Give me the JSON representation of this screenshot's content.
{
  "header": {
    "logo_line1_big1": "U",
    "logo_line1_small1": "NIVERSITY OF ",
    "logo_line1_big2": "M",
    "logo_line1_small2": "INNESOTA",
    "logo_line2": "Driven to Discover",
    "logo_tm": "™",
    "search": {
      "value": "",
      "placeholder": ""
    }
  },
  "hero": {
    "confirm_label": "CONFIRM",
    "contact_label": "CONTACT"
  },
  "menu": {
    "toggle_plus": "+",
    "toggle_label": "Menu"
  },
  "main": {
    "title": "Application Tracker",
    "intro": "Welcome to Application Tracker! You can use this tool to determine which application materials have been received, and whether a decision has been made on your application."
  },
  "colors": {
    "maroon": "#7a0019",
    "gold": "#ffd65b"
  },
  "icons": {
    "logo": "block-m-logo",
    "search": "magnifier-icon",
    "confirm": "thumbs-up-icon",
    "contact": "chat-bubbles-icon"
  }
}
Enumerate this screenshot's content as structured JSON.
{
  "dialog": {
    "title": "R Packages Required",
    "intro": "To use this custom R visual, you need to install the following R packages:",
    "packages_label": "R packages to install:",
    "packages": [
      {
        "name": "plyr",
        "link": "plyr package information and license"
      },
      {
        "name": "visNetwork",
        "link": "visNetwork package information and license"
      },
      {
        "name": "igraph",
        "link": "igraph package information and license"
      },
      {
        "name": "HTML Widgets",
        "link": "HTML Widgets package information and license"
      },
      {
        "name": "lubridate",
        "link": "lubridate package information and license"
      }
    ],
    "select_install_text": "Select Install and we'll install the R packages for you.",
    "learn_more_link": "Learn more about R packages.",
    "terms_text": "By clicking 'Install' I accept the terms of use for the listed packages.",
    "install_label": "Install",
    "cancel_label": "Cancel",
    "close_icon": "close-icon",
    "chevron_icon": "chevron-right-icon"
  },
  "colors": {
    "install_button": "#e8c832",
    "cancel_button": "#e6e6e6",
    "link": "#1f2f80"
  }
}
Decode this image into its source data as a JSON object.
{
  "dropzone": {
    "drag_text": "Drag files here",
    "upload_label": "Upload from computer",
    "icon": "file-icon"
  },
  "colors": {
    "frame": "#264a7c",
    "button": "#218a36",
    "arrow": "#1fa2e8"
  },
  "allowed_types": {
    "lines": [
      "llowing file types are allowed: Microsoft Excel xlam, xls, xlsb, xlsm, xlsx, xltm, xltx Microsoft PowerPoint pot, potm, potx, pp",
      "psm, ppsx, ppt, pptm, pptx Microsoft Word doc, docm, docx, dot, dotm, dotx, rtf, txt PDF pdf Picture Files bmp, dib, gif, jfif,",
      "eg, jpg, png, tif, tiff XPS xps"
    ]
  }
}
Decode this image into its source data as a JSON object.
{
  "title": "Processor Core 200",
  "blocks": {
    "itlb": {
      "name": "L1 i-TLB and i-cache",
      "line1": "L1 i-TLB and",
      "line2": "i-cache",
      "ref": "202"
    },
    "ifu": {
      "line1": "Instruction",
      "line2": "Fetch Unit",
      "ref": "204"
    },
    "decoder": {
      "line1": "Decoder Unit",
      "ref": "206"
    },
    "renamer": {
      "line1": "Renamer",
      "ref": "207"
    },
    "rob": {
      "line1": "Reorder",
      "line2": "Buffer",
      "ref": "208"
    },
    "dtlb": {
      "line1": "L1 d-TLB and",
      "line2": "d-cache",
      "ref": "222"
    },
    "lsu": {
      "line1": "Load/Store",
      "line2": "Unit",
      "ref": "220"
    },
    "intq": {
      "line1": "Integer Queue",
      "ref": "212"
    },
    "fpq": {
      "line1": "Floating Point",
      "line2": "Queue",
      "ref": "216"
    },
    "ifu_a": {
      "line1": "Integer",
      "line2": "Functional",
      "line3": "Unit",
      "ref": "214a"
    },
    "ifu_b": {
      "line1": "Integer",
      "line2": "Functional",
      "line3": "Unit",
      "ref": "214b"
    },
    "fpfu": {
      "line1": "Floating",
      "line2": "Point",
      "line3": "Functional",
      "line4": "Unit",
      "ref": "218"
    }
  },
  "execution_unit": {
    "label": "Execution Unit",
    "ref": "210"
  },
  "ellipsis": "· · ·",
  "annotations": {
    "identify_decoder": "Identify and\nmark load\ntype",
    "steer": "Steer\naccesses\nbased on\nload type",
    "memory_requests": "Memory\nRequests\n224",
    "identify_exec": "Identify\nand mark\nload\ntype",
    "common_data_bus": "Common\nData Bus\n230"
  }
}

----------

WHAT IS NEEDED: Extract, word for word, each line of the listing above.

TASK OUTPUT:
Give me the JSON representation of this screenshot's content.
{
  "header": {
    "logo_line1_big1": "U",
    "logo_line1_small1": "NIVERSITY OF ",
    "logo_line1_big2": "M",
    "logo_line1_small2": "INNESOTA",
    "logo_line2": "Driven to Discover",
    "logo_tm": "™",
    "search": {
      "value": "",
      "placeholder": ""
    }
  },
  "hero": {
    "confirm_label": "CONFIRM",
    "contact_label": "CONTACT"
  },
  "menu": {
    "toggle_plus": "+",
    "toggle_label": "Menu"
  },
  "main": {
    "title": "Application Tracker",
    "intro": "Welcome to Application Tracker! You can use this tool to determine which application materials have been received, and whether a decision has been made on your application."
  },
  "colors": {
    "maroon": "#7a0019",
    "gold": "#ffd65b"
  },
  "icons": {
    "logo": "block-m-logo",
    "search": "magnifier-icon",
    "confirm": "thumbs-up-icon",
    "contact": "chat-bubbles-icon"
  }
}
Enumerate this screenshot's content as structured JSON.
{
  "dialog": {
    "title": "R Packages Required",
    "intro": "To use this custom R visual, you need to install the following R packages:",
    "packages_label": "R packages to install:",
    "packages": [
      {
        "name": "plyr",
        "link": "plyr package information and license"
      },
      {
        "name": "visNetwork",
        "link": "visNetwork package information and license"
      },
      {
        "name": "igraph",
        "link": "igraph package information and license"
      },
      {
        "name": "HTML Widgets",
        "link": "HTML Widgets package information and license"
      },
      {
        "name": "lubridate",
        "link": "lubridate package information and license"
      }
    ],
    "select_install_text": "Select Install and we'll install the R packages for you.",
    "learn_more_link": "Learn more about R packages.",
    "terms_text": "By clicking 'Install' I accept the terms of use for the listed packages.",
    "install_label": "Install",
    "cancel_label": "Cancel",
    "close_icon": "close-icon",
    "chevron_icon": "chevron-right-icon"
  },
  "colors": {
    "install_button": "#e8c832",
    "cancel_button": "#e6e6e6",
    "link": "#1f2f80"
  }
}
Decode this image into its source data as a JSON object.
{
  "dropzone": {
    "drag_text": "Drag files here",
    "upload_label": "Upload from computer",
    "icon": "file-icon"
  },
  "colors": {
    "frame": "#264a7c",
    "button": "#218a36",
    "arrow": "#1fa2e8"
  },
  "allowed_types": {
    "lines": [
      "llowing file types are allowed: Microsoft Excel xlam, xls, xlsb, xlsm, xlsx, xltm, xltx Microsoft PowerPoint pot, potm, potx, pp",
      "psm, ppsx, ppt, pptm, pptx Microsoft Word doc, docm, docx, dot, dotm, dotx, rtf, txt PDF pdf Picture Files bmp, dib, gif, jfif,",
      "eg, jpg, png, tif, tiff XPS xps"
    ]
  }
}
Decode this image into its source data as a JSON object.
{
  "title": "Processor Core 200",
  "blocks": {
    "itlb": {
      "name": "L1 i-TLB and i-cache",
      "line1": "L1 i-TLB and",
      "line2": "i-cache",
      "ref": "202"
    },
    "ifu": {
      "line1": "Instruction",
      "line2": "Fetch Unit",
      "ref": "204"
    },
    "decoder": {
      "line1": "Decoder Unit",
      "ref": "206"
    },
    "renamer": {
      "line1": "Renamer",
      "ref": "207"
    },
    "rob": {
      "line1": "Reorder",
      "line2": "Buffer",
      "ref": "208"
    },
    "dtlb": {
      "line1": "L1 d-TLB and",
      "line2": "d-cache",
      "ref": "222"
    },
    "lsu": {
      "line1": "Load/Store",
      "line2": "Unit",
      "ref": "220"
    },
    "intq": {
      "line1": "Integer Queue",
      "ref": "212"
    },
    "fpq": {
      "line1": "Floating Point",
      "line2": "Queue",
      "ref": "216"
    },
    "ifu_a": {
      "line1": "Integer",
      "line2": "Functional",
      "line3": "Unit",
      "ref": "214a"
    },
    "ifu_b": {
      "line1": "Integer",
      "line2": "Functional",
      "line3": "Unit",
      "ref": "214b"
    },
    "fpfu": {
      "line1": "Floating",
      "line2": "Point",
      "line3": "Functional",
      "line4": "Unit",
      "ref": "218"
    }
  },
  "execution_unit": {
    "label": "Execution Unit",
    "ref": "210"
  },
  "ellipsis": "· · ·",
  "annotations": {
    "identify_decoder": "Identify and\nmark load\ntype",
    "steer": "Steer\naccesses\nbased on\nload type",
    "memory_requests": "Memory\nRequests\n224",
    "identify_exec": "Identify\nand mark\nload\ntype",
    "common_data_bus": "Common\nData Bus\n230"
  }
}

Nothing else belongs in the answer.